**Written request:** Omit all images. Transcribe the rest of the material below exactly.

**Data supplied:**
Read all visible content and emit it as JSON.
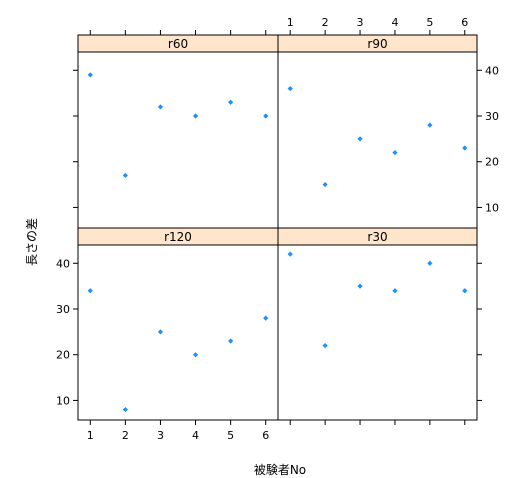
{
  "chart_data": {
    "type": "scatter",
    "layout": "lattice 2x2",
    "xlabel": "被験者No",
    "ylabel": "長さの差",
    "x_ticks": [
      1,
      2,
      3,
      4,
      5,
      6
    ],
    "y_ticks": [
      10,
      20,
      30,
      40
    ],
    "xlim": [
      0.65,
      6.35
    ],
    "ylim": [
      5.5,
      44
    ],
    "panels": [
      {
        "label": "r60",
        "x": [
          1,
          2,
          3,
          4,
          5,
          6
        ],
        "y": [
          39,
          17,
          32,
          30,
          33,
          30
        ]
      },
      {
        "label": "r90",
        "x": [
          1,
          2,
          3,
          4,
          5,
          6
        ],
        "y": [
          36,
          15,
          25,
          22,
          28,
          23
        ]
      },
      {
        "label": "r120",
        "x": [
          1,
          2,
          3,
          4,
          5,
          6
        ],
        "y": [
          34,
          8,
          25,
          20,
          23,
          28
        ]
      },
      {
        "label": "r30",
        "x": [
          1,
          2,
          3,
          4,
          5,
          6
        ],
        "y": [
          42,
          22,
          35,
          34,
          40,
          34
        ]
      }
    ],
    "point_color": "#1e90ff",
    "strip_color": "#ffe5cc"
  }
}
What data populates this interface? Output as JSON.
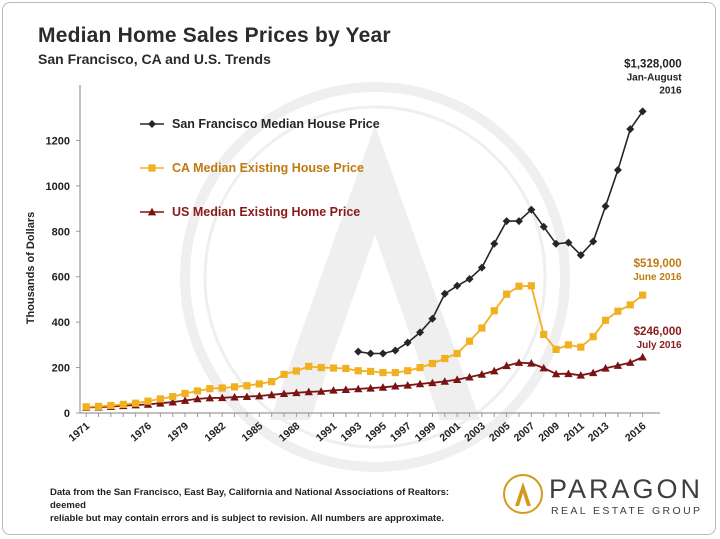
{
  "header": {
    "title": "Median Home Sales Prices by Year",
    "subtitle": "San Francisco, CA and U.S. Trends"
  },
  "footer": {
    "line1": "Data from the San Francisco, East Bay, California and National Associations of Realtors:  deemed",
    "line2": "reliable but may contain errors and is subject to revision.  All numbers are approximate."
  },
  "logo": {
    "name": "PARAGON",
    "tagline": "REAL ESTATE GROUP"
  },
  "colors": {
    "sf": "#262626",
    "ca": "#f0b020",
    "us": "#7a1414",
    "ca_label": "#c07a10",
    "us_label": "#8a1a1a"
  },
  "chart_data": {
    "type": "line",
    "ylabel": "Thousands of Dollars",
    "xlabel": "",
    "ylim": [
      0,
      1400
    ],
    "yticks": [
      0,
      200,
      400,
      600,
      800,
      1000,
      1200
    ],
    "xlim": [
      1970.5,
      2017
    ],
    "xticks": [
      "1971",
      "1976",
      "1979",
      "1982",
      "1985",
      "1988",
      "1991",
      "1993",
      "1995",
      "1997",
      "1999",
      "2001",
      "2003",
      "2005",
      "2007",
      "2009",
      "2011",
      "2013",
      "2016"
    ],
    "series": [
      {
        "name": "San Francisco Median House Price",
        "key": "sf",
        "marker": "diamond",
        "x": [
          1993,
          1994,
          1995,
          1996,
          1997,
          1998,
          1999,
          2000,
          2001,
          2002,
          2003,
          2004,
          2005,
          2006,
          2007,
          2008,
          2009,
          2010,
          2011,
          2012,
          2013,
          2014,
          2015,
          2016
        ],
        "values": [
          270,
          262,
          262,
          275,
          310,
          355,
          415,
          525,
          560,
          590,
          640,
          745,
          845,
          845,
          895,
          820,
          745,
          750,
          695,
          755,
          910,
          1070,
          1250,
          1328
        ]
      },
      {
        "name": "CA Median Existing House Price",
        "key": "ca",
        "marker": "square",
        "x": [
          1971,
          1972,
          1973,
          1974,
          1975,
          1976,
          1977,
          1978,
          1979,
          1980,
          1981,
          1982,
          1983,
          1984,
          1985,
          1986,
          1987,
          1988,
          1989,
          1990,
          1991,
          1992,
          1993,
          1994,
          1995,
          1996,
          1997,
          1998,
          1999,
          2000,
          2001,
          2002,
          2003,
          2004,
          2005,
          2006,
          2007,
          2008,
          2009,
          2010,
          2011,
          2012,
          2013,
          2014,
          2015,
          2016
        ],
        "values": [
          27,
          29,
          33,
          38,
          43,
          52,
          62,
          72,
          86,
          97,
          107,
          110,
          115,
          120,
          128,
          138,
          170,
          185,
          205,
          200,
          198,
          196,
          186,
          183,
          178,
          178,
          186,
          200,
          218,
          240,
          262,
          316,
          374,
          450,
          523,
          558,
          560,
          346,
          280,
          300,
          290,
          336,
          408,
          448,
          476,
          519
        ]
      },
      {
        "name": "US Median Existing Home Price",
        "key": "us",
        "marker": "triangle",
        "x": [
          1971,
          1972,
          1973,
          1974,
          1975,
          1976,
          1977,
          1978,
          1979,
          1980,
          1981,
          1982,
          1983,
          1984,
          1985,
          1986,
          1987,
          1988,
          1989,
          1990,
          1991,
          1992,
          1993,
          1994,
          1995,
          1996,
          1997,
          1998,
          1999,
          2000,
          2001,
          2002,
          2003,
          2004,
          2005,
          2006,
          2007,
          2008,
          2009,
          2010,
          2011,
          2012,
          2013,
          2014,
          2015,
          2016
        ],
        "values": [
          24,
          26,
          28,
          32,
          35,
          38,
          43,
          48,
          55,
          62,
          66,
          67,
          70,
          72,
          75,
          80,
          85,
          89,
          93,
          95,
          100,
          103,
          106,
          109,
          113,
          118,
          122,
          128,
          133,
          139,
          147,
          158,
          170,
          185,
          208,
          222,
          219,
          198,
          172,
          173,
          166,
          177,
          197,
          209,
          222,
          246
        ]
      }
    ],
    "annotations": [
      {
        "series": "sf",
        "value": "$1,328,000",
        "note1": "Jan-August",
        "note2": "2016"
      },
      {
        "series": "ca",
        "value": "$519,000",
        "note1": "June 2016"
      },
      {
        "series": "us",
        "value": "$246,000",
        "note1": "July 2016"
      }
    ]
  }
}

**Full answer:**
Read all visible content and emit it as JSON.
{
  "chart_data": {
    "type": "scatter",
    "layout": "lattice 2x2",
    "xlabel": "被験者No",
    "ylabel": "長さの差",
    "x_ticks": [
      1,
      2,
      3,
      4,
      5,
      6
    ],
    "y_ticks": [
      10,
      20,
      30,
      40
    ],
    "xlim": [
      0.65,
      6.35
    ],
    "ylim": [
      5.5,
      44
    ],
    "panels": [
      {
        "label": "r60",
        "x": [
          1,
          2,
          3,
          4,
          5,
          6
        ],
        "y": [
          39,
          17,
          32,
          30,
          33,
          30
        ]
      },
      {
        "label": "r90",
        "x": [
          1,
          2,
          3,
          4,
          5,
          6
        ],
        "y": [
          36,
          15,
          25,
          22,
          28,
          23
        ]
      },
      {
        "label": "r120",
        "x": [
          1,
          2,
          3,
          4,
          5,
          6
        ],
        "y": [
          34,
          8,
          25,
          20,
          23,
          28
        ]
      },
      {
        "label": "r30",
        "x": [
          1,
          2,
          3,
          4,
          5,
          6
        ],
        "y": [
          42,
          22,
          35,
          34,
          40,
          34
        ]
      }
    ],
    "point_color": "#1e90ff",
    "strip_color": "#ffe5cc"
  }
}
What data populates this interface? Output as JSON.
{
  "header": {
    "title": "Median Home Sales Prices by Year",
    "subtitle": "San Francisco, CA and U.S. Trends"
  },
  "footer": {
    "line1": "Data from the San Francisco, East Bay, California and National Associations of Realtors:  deemed",
    "line2": "reliable but may contain errors and is subject to revision.  All numbers are approximate."
  },
  "logo": {
    "name": "PARAGON",
    "tagline": "REAL ESTATE GROUP"
  },
  "colors": {
    "sf": "#262626",
    "ca": "#f0b020",
    "us": "#7a1414",
    "ca_label": "#c07a10",
    "us_label": "#8a1a1a"
  },
  "chart_data": {
    "type": "line",
    "ylabel": "Thousands of Dollars",
    "xlabel": "",
    "ylim": [
      0,
      1400
    ],
    "yticks": [
      0,
      200,
      400,
      600,
      800,
      1000,
      1200
    ],
    "xlim": [
      1970.5,
      2017
    ],
    "xticks": [
      "1971",
      "1976",
      "1979",
      "1982",
      "1985",
      "1988",
      "1991",
      "1993",
      "1995",
      "1997",
      "1999",
      "2001",
      "2003",
      "2005",
      "2007",
      "2009",
      "2011",
      "2013",
      "2016"
    ],
    "series": [
      {
        "name": "San Francisco Median House Price",
        "key": "sf",
        "marker": "diamond",
        "x": [
          1993,
          1994,
          1995,
          1996,
          1997,
          1998,
          1999,
          2000,
          2001,
          2002,
          2003,
          2004,
          2005,
          2006,
          2007,
          2008,
          2009,
          2010,
          2011,
          2012,
          2013,
          2014,
          2015,
          2016
        ],
        "values": [
          270,
          262,
          262,
          275,
          310,
          355,
          415,
          525,
          560,
          590,
          640,
          745,
          845,
          845,
          895,
          820,
          745,
          750,
          695,
          755,
          910,
          1070,
          1250,
          1328
        ]
      },
      {
        "name": "CA Median Existing House Price",
        "key": "ca",
        "marker": "square",
        "x": [
          1971,
          1972,
          1973,
          1974,
          1975,
          1976,
          1977,
          1978,
          1979,
          1980,
          1981,
          1982,
          1983,
          1984,
          1985,
          1986,
          1987,
          1988,
          1989,
          1990,
          1991,
          1992,
          1993,
          1994,
          1995,
          1996,
          1997,
          1998,
          1999,
          2000,
          2001,
          2002,
          2003,
          2004,
          2005,
          2006,
          2007,
          2008,
          2009,
          2010,
          2011,
          2012,
          2013,
          2014,
          2015,
          2016
        ],
        "values": [
          27,
          29,
          33,
          38,
          43,
          52,
          62,
          72,
          86,
          97,
          107,
          110,
          115,
          120,
          128,
          138,
          170,
          185,
          205,
          200,
          198,
          196,
          186,
          183,
          178,
          178,
          186,
          200,
          218,
          240,
          262,
          316,
          374,
          450,
          523,
          558,
          560,
          346,
          280,
          300,
          290,
          336,
          408,
          448,
          476,
          519
        ]
      },
      {
        "name": "US Median Existing Home Price",
        "key": "us",
        "marker": "triangle",
        "x": [
          1971,
          1972,
          1973,
          1974,
          1975,
          1976,
          1977,
          1978,
          1979,
          1980,
          1981,
          1982,
          1983,
          1984,
          1985,
          1986,
          1987,
          1988,
          1989,
          1990,
          1991,
          1992,
          1993,
          1994,
          1995,
          1996,
          1997,
          1998,
          1999,
          2000,
          2001,
          2002,
          2003,
          2004,
          2005,
          2006,
          2007,
          2008,
          2009,
          2010,
          2011,
          2012,
          2013,
          2014,
          2015,
          2016
        ],
        "values": [
          24,
          26,
          28,
          32,
          35,
          38,
          43,
          48,
          55,
          62,
          66,
          67,
          70,
          72,
          75,
          80,
          85,
          89,
          93,
          95,
          100,
          103,
          106,
          109,
          113,
          118,
          122,
          128,
          133,
          139,
          147,
          158,
          170,
          185,
          208,
          222,
          219,
          198,
          172,
          173,
          166,
          177,
          197,
          209,
          222,
          246
        ]
      }
    ],
    "annotations": [
      {
        "series": "sf",
        "value": "$1,328,000",
        "note1": "Jan-August",
        "note2": "2016"
      },
      {
        "series": "ca",
        "value": "$519,000",
        "note1": "June 2016"
      },
      {
        "series": "us",
        "value": "$246,000",
        "note1": "July 2016"
      }
    ]
  }
}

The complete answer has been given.